- _Extracted information_

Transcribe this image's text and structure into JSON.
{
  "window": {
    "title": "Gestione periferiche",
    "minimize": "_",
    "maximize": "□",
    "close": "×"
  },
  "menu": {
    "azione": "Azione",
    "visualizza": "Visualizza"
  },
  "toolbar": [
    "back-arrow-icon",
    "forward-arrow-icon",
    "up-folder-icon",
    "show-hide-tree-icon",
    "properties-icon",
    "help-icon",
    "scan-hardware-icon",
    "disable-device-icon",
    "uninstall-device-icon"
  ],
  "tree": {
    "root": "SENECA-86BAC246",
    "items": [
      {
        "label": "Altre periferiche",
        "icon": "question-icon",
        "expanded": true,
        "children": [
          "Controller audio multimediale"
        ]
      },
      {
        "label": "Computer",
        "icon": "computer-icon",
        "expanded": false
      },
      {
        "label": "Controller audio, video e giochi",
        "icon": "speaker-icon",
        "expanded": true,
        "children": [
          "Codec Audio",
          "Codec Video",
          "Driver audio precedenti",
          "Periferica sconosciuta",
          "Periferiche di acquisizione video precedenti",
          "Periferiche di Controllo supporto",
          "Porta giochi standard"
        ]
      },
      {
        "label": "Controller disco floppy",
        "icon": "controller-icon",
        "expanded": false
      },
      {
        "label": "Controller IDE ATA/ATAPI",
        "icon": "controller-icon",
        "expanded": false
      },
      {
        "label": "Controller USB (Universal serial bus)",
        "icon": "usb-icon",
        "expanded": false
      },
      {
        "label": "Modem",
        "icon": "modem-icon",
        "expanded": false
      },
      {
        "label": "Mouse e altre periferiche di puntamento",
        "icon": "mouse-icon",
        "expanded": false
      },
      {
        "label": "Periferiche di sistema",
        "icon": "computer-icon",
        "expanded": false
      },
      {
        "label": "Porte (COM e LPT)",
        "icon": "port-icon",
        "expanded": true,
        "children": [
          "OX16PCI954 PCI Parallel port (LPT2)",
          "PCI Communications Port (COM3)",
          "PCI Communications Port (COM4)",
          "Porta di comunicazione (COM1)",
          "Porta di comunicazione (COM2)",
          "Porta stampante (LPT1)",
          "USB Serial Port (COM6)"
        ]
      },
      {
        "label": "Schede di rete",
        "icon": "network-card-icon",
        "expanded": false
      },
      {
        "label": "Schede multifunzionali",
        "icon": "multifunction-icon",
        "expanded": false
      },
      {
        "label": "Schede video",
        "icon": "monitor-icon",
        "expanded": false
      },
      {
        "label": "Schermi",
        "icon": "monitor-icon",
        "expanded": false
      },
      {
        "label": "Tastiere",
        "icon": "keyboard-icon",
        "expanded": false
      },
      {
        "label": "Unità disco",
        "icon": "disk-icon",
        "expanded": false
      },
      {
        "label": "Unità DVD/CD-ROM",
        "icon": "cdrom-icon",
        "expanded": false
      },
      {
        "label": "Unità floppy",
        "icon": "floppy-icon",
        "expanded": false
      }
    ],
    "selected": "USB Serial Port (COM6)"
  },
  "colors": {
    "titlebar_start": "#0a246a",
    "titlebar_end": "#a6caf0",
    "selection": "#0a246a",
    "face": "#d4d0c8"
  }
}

- _Problem details_
Scan the material above for the string "disco" and return the lines that hold it.

- _Response_
        "label": "Controller disco floppy",
        "label": "Unità disco",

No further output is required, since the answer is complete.